→ **EXERCISE DETAILS**
The records below are to be copied word for word, with every picture left out.

╭─ DATA EXCERPTS

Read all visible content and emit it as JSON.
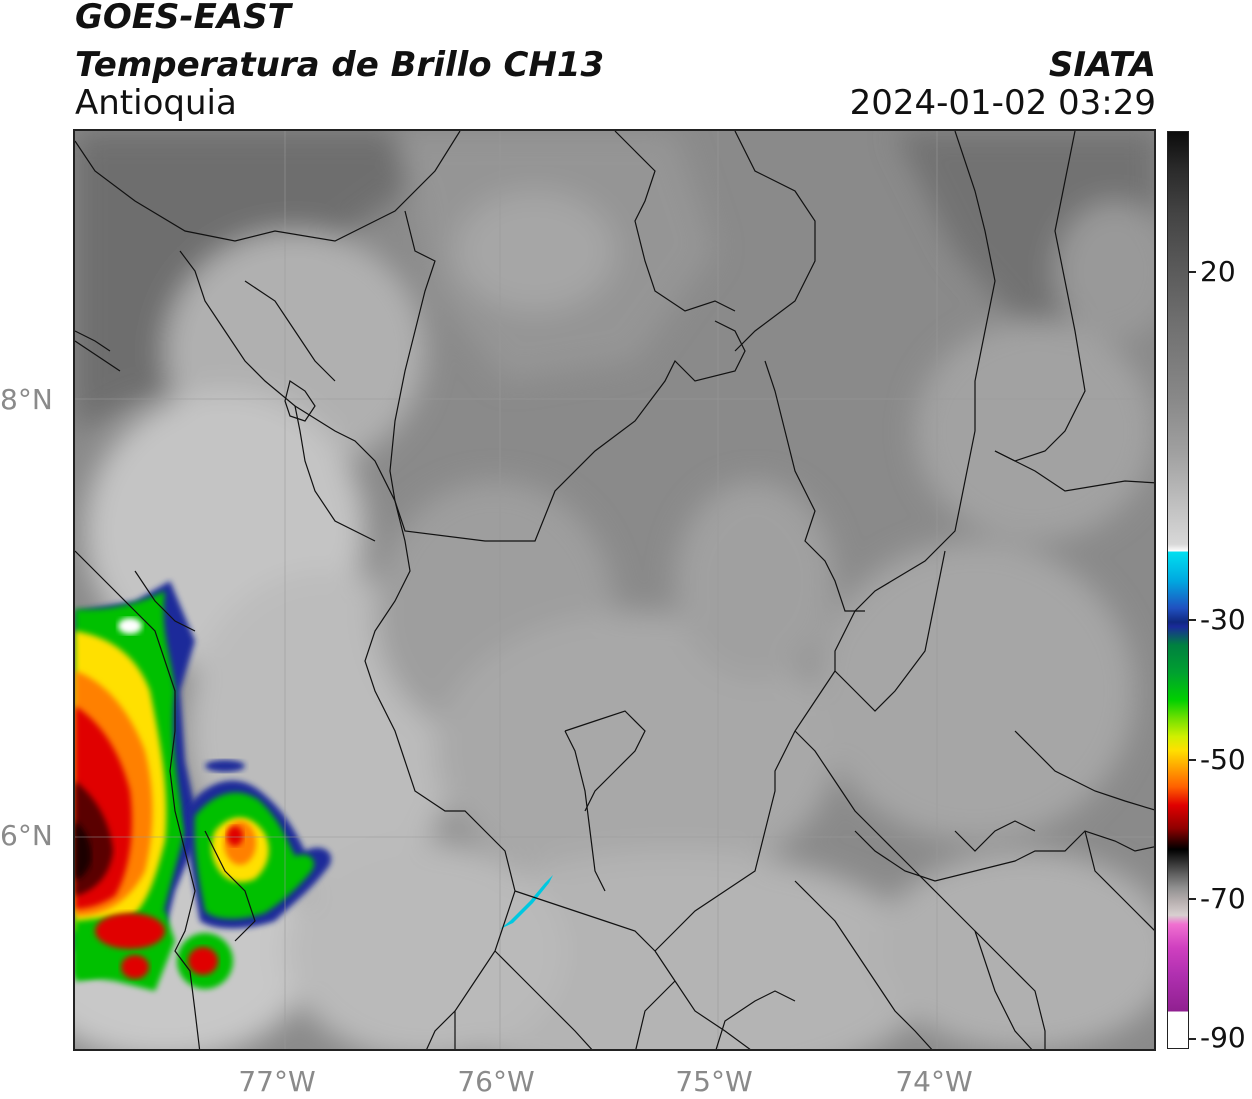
{
  "header": {
    "satellite": "GOES-EAST",
    "product": "Temperatura de Brillo CH13",
    "brand": "SIATA",
    "region": "Antioquia",
    "datetime": "2024-01-02 03:29"
  },
  "map": {
    "lat_labels": [
      {
        "text": "8°N",
        "lat": 8
      },
      {
        "text": "6°N",
        "lat": 6
      }
    ],
    "lon_labels": [
      {
        "text": "77°W",
        "lon": -77
      },
      {
        "text": "76°W",
        "lon": -76
      },
      {
        "text": "75°W",
        "lon": -75
      },
      {
        "text": "74°W",
        "lon": -74
      }
    ],
    "extent": {
      "lon_min": -77.95,
      "lon_max": -73.0,
      "lat_min": 5.0,
      "lat_max": 9.2
    },
    "cold_cloud_color": "#c80000",
    "background_color": "#8c8c8c"
  },
  "colorbar": {
    "ticks": [
      {
        "label": "20",
        "value": 20
      },
      {
        "label": "-30",
        "value": -30
      },
      {
        "label": "-50",
        "value": -50
      },
      {
        "label": "-70",
        "value": -70
      },
      {
        "label": "-90",
        "value": -90
      }
    ],
    "colors": {
      "warm_dark": "#111111",
      "warm_mid": "#888888",
      "white": "#ffffff",
      "cyan": "#00e0f0",
      "blue": "#1a2a9a",
      "green": "#00c000",
      "yellow": "#ffe000",
      "orange": "#ff8000",
      "red": "#e00000",
      "dark_red": "#300000",
      "gray_light": "#d8d0d0",
      "magenta": "#d040c0",
      "purple": "#902090"
    }
  }
}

╰─

→ **TASK ANSWER**
Read all visible content and emit it as JSON.
{
  "header": {
    "satellite": "GOES-EAST",
    "product": "Temperatura de Brillo CH13",
    "brand": "SIATA",
    "region": "Antioquia",
    "datetime": "2024-01-02 03:29"
  },
  "map": {
    "lat_labels": [
      {
        "text": "8°N",
        "lat": 8
      },
      {
        "text": "6°N",
        "lat": 6
      }
    ],
    "lon_labels": [
      {
        "text": "77°W",
        "lon": -77
      },
      {
        "text": "76°W",
        "lon": -76
      },
      {
        "text": "75°W",
        "lon": -75
      },
      {
        "text": "74°W",
        "lon": -74
      }
    ],
    "extent": {
      "lon_min": -77.95,
      "lon_max": -73.0,
      "lat_min": 5.0,
      "lat_max": 9.2
    },
    "cold_cloud_color": "#c80000",
    "background_color": "#8c8c8c"
  },
  "colorbar": {
    "ticks": [
      {
        "label": "20",
        "value": 20
      },
      {
        "label": "-30",
        "value": -30
      },
      {
        "label": "-50",
        "value": -50
      },
      {
        "label": "-70",
        "value": -70
      },
      {
        "label": "-90",
        "value": -90
      }
    ],
    "colors": {
      "warm_dark": "#111111",
      "warm_mid": "#888888",
      "white": "#ffffff",
      "cyan": "#00e0f0",
      "blue": "#1a2a9a",
      "green": "#00c000",
      "yellow": "#ffe000",
      "orange": "#ff8000",
      "red": "#e00000",
      "dark_red": "#300000",
      "gray_light": "#d8d0d0",
      "magenta": "#d040c0",
      "purple": "#902090"
    }
  }
}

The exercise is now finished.